[WHAT YOU HAVE TO DO] Copy out each line exactly; pictures stay out of the copy.
====== EXERCISE MATERIALS ======
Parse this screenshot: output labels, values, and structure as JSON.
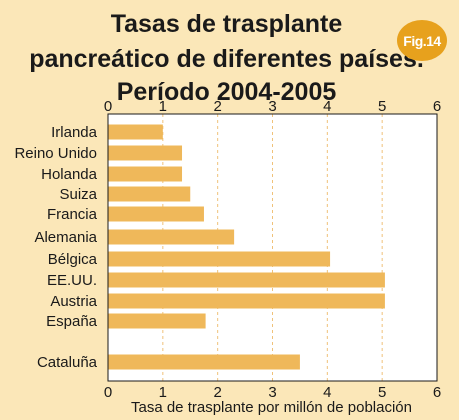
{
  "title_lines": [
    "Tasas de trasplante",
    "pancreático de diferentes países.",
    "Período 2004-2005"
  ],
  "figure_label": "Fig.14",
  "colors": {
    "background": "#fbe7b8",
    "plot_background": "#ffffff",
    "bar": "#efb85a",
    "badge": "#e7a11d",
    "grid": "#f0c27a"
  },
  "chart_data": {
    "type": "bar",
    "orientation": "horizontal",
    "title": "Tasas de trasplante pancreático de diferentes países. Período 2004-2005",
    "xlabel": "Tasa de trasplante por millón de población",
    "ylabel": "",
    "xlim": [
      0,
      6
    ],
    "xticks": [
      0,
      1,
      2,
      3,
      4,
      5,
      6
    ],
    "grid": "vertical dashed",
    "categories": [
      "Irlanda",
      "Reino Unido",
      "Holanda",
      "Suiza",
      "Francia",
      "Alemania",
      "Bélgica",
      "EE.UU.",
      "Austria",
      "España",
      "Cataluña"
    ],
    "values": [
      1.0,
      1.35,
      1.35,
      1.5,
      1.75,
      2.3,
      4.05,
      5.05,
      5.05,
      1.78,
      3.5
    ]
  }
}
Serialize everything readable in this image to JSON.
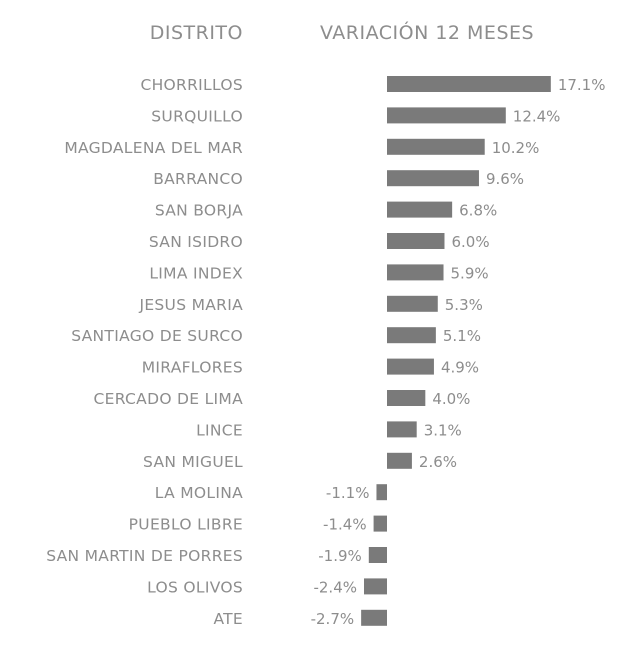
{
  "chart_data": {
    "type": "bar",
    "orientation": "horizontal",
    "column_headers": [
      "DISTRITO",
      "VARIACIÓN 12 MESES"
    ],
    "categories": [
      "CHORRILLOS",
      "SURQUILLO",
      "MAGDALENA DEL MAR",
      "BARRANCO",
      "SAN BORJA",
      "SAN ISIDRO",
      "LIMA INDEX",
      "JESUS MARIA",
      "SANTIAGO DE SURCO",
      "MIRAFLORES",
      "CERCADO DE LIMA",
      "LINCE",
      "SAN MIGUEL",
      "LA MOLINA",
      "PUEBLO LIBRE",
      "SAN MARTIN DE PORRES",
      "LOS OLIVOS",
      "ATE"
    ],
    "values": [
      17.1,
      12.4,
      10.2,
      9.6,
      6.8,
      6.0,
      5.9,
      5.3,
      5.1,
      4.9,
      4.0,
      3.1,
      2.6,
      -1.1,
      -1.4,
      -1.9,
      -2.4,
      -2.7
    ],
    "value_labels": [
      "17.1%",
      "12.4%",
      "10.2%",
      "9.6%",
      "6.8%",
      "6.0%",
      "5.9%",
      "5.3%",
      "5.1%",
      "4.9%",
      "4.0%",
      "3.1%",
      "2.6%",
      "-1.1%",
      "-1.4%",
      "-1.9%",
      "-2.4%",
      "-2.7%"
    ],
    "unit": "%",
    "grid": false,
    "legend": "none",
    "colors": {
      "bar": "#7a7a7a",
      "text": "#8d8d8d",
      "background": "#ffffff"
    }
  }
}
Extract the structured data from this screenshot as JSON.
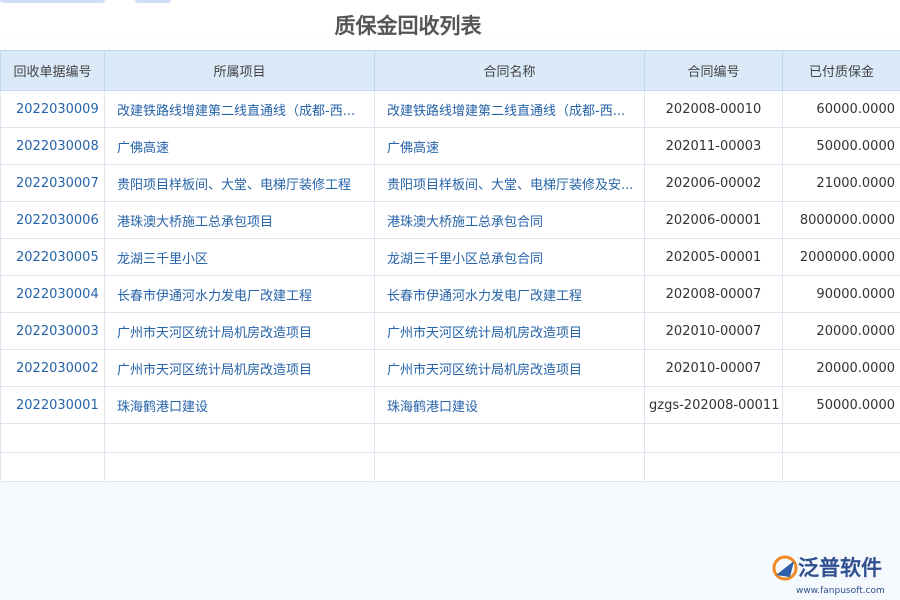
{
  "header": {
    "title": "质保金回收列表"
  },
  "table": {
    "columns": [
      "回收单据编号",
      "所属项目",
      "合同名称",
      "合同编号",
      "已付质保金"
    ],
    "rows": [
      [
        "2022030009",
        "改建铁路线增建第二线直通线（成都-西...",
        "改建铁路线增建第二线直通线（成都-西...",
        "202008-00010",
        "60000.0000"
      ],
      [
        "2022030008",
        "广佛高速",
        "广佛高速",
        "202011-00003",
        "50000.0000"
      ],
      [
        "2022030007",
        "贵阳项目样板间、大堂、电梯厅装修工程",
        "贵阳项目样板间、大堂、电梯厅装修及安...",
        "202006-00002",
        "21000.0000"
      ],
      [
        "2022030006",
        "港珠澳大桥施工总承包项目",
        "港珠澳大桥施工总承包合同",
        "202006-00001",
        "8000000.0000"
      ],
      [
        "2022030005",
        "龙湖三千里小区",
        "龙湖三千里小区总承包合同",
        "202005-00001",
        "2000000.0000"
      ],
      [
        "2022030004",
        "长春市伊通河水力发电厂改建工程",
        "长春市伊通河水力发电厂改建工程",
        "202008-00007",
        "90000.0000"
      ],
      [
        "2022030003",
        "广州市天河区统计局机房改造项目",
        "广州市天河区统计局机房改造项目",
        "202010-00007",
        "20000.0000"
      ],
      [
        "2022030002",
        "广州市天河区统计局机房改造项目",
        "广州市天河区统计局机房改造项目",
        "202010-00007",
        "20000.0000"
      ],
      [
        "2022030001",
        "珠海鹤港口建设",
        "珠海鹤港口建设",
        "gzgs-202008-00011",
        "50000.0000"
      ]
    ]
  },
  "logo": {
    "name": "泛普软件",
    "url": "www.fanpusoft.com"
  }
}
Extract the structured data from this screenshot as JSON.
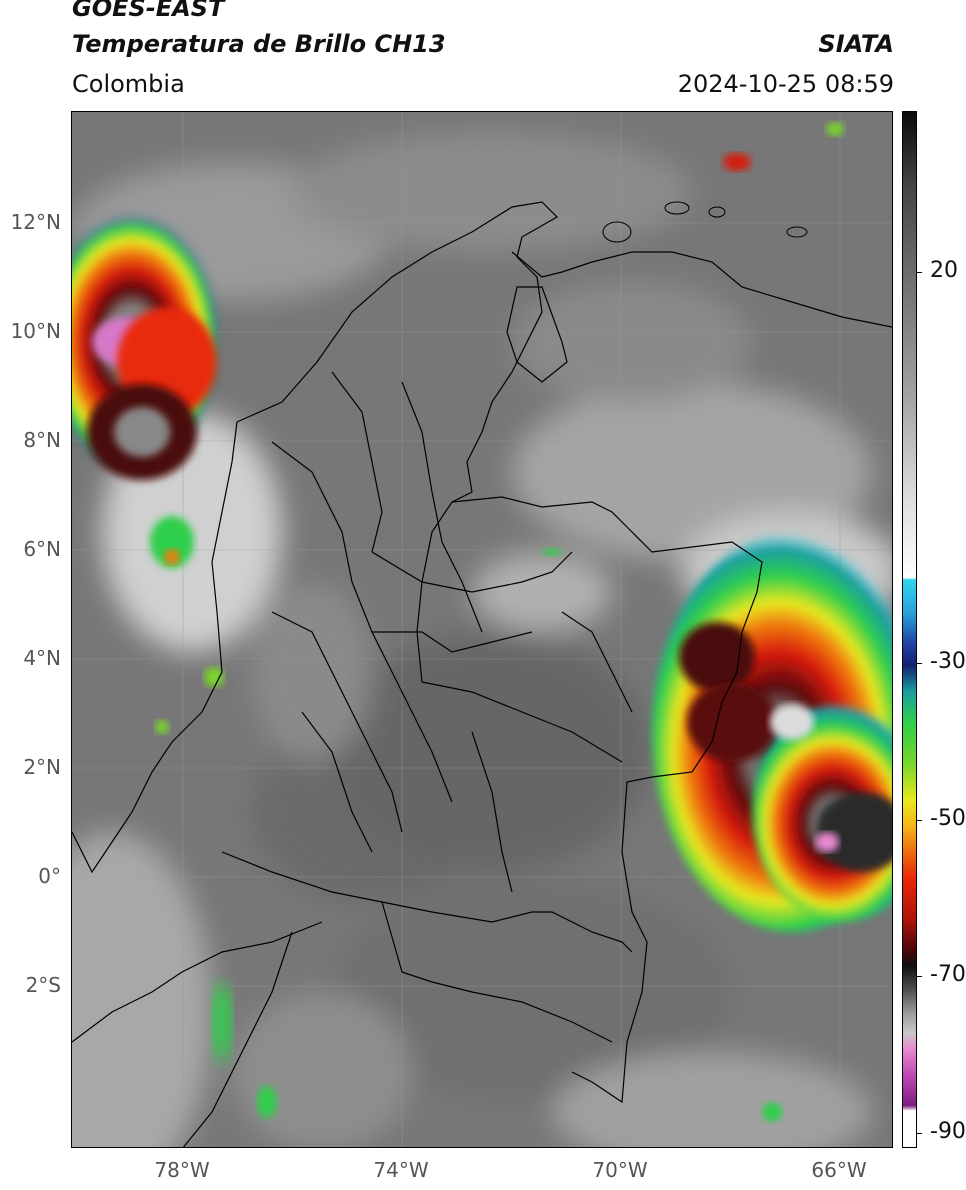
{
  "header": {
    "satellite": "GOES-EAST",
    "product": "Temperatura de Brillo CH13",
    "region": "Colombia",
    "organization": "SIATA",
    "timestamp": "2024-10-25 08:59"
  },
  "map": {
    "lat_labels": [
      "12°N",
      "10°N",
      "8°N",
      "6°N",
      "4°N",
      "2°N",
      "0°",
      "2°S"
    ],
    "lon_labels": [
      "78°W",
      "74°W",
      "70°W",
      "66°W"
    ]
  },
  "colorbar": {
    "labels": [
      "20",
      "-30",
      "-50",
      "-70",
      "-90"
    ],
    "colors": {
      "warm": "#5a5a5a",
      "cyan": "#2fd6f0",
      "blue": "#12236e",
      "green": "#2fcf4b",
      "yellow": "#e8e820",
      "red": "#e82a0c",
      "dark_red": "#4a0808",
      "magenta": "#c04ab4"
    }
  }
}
======
[REPLY]
Parse this screenshot: output labels, values, and structure as JSON.
{
  "title_lines": [
    "Tasas de trasplante",
    "pancreático de diferentes países.",
    "Período 2004-2005"
  ],
  "figure_label": "Fig.14",
  "colors": {
    "background": "#fbe7b8",
    "plot_background": "#ffffff",
    "bar": "#efb85a",
    "badge": "#e7a11d",
    "grid": "#f0c27a"
  },
  "chart_data": {
    "type": "bar",
    "orientation": "horizontal",
    "title": "Tasas de trasplante pancreático de diferentes países. Período 2004-2005",
    "xlabel": "Tasa de trasplante por millón de población",
    "ylabel": "",
    "xlim": [
      0,
      6
    ],
    "xticks": [
      0,
      1,
      2,
      3,
      4,
      5,
      6
    ],
    "grid": "vertical dashed",
    "categories": [
      "Irlanda",
      "Reino Unido",
      "Holanda",
      "Suiza",
      "Francia",
      "Alemania",
      "Bélgica",
      "EE.UU.",
      "Austria",
      "España",
      "Cataluña"
    ],
    "values": [
      1.0,
      1.35,
      1.35,
      1.5,
      1.75,
      2.3,
      4.05,
      5.05,
      5.05,
      1.78,
      3.5
    ]
  }
}
Serialize everything readable in this image to JSON.
{
  "chart_data": {
    "type": "bar",
    "orientation": "horizontal",
    "column_headers": [
      "DISTRITO",
      "VARIACIÓN 12 MESES"
    ],
    "categories": [
      "CHORRILLOS",
      "SURQUILLO",
      "MAGDALENA DEL MAR",
      "BARRANCO",
      "SAN BORJA",
      "SAN ISIDRO",
      "LIMA INDEX",
      "JESUS MARIA",
      "SANTIAGO DE SURCO",
      "MIRAFLORES",
      "CERCADO DE LIMA",
      "LINCE",
      "SAN MIGUEL",
      "LA MOLINA",
      "PUEBLO LIBRE",
      "SAN MARTIN DE PORRES",
      "LOS OLIVOS",
      "ATE"
    ],
    "values": [
      17.1,
      12.4,
      10.2,
      9.6,
      6.8,
      6.0,
      5.9,
      5.3,
      5.1,
      4.9,
      4.0,
      3.1,
      2.6,
      -1.1,
      -1.4,
      -1.9,
      -2.4,
      -2.7
    ],
    "value_labels": [
      "17.1%",
      "12.4%",
      "10.2%",
      "9.6%",
      "6.8%",
      "6.0%",
      "5.9%",
      "5.3%",
      "5.1%",
      "4.9%",
      "4.0%",
      "3.1%",
      "2.6%",
      "-1.1%",
      "-1.4%",
      "-1.9%",
      "-2.4%",
      "-2.7%"
    ],
    "unit": "%",
    "grid": false,
    "legend": "none",
    "colors": {
      "bar": "#7a7a7a",
      "text": "#8d8d8d",
      "background": "#ffffff"
    }
  }
}
Extract the structured data from this screenshot as JSON.
{
  "header": {
    "title": "质保金回收列表"
  },
  "table": {
    "columns": [
      "回收单据编号",
      "所属项目",
      "合同名称",
      "合同编号",
      "已付质保金"
    ],
    "rows": [
      [
        "2022030009",
        "改建铁路线增建第二线直通线（成都-西...",
        "改建铁路线增建第二线直通线（成都-西...",
        "202008-00010",
        "60000.0000"
      ],
      [
        "2022030008",
        "广佛高速",
        "广佛高速",
        "202011-00003",
        "50000.0000"
      ],
      [
        "2022030007",
        "贵阳项目样板间、大堂、电梯厅装修工程",
        "贵阳项目样板间、大堂、电梯厅装修及安...",
        "202006-00002",
        "21000.0000"
      ],
      [
        "2022030006",
        "港珠澳大桥施工总承包项目",
        "港珠澳大桥施工总承包合同",
        "202006-00001",
        "8000000.0000"
      ],
      [
        "2022030005",
        "龙湖三千里小区",
        "龙湖三千里小区总承包合同",
        "202005-00001",
        "2000000.0000"
      ],
      [
        "2022030004",
        "长春市伊通河水力发电厂改建工程",
        "长春市伊通河水力发电厂改建工程",
        "202008-00007",
        "90000.0000"
      ],
      [
        "2022030003",
        "广州市天河区统计局机房改造项目",
        "广州市天河区统计局机房改造项目",
        "202010-00007",
        "20000.0000"
      ],
      [
        "2022030002",
        "广州市天河区统计局机房改造项目",
        "广州市天河区统计局机房改造项目",
        "202010-00007",
        "20000.0000"
      ],
      [
        "2022030001",
        "珠海鹤港口建设",
        "珠海鹤港口建设",
        "gzgs-202008-00011",
        "50000.0000"
      ]
    ]
  },
  "logo": {
    "name": "泛普软件",
    "url": "www.fanpusoft.com"
  }
}
Extract the structured data from this screenshot as JSON.
{
  "header": {
    "satellite": "GOES-EAST",
    "product": "Temperatura de Brillo CH13",
    "region": "Colombia",
    "organization": "SIATA",
    "timestamp": "2024-10-25 08:59"
  },
  "map": {
    "lat_labels": [
      "12°N",
      "10°N",
      "8°N",
      "6°N",
      "4°N",
      "2°N",
      "0°",
      "2°S"
    ],
    "lon_labels": [
      "78°W",
      "74°W",
      "70°W",
      "66°W"
    ]
  },
  "colorbar": {
    "labels": [
      "20",
      "-30",
      "-50",
      "-70",
      "-90"
    ],
    "colors": {
      "warm": "#5a5a5a",
      "cyan": "#2fd6f0",
      "blue": "#12236e",
      "green": "#2fcf4b",
      "yellow": "#e8e820",
      "red": "#e82a0c",
      "dark_red": "#4a0808",
      "magenta": "#c04ab4"
    }
  }
}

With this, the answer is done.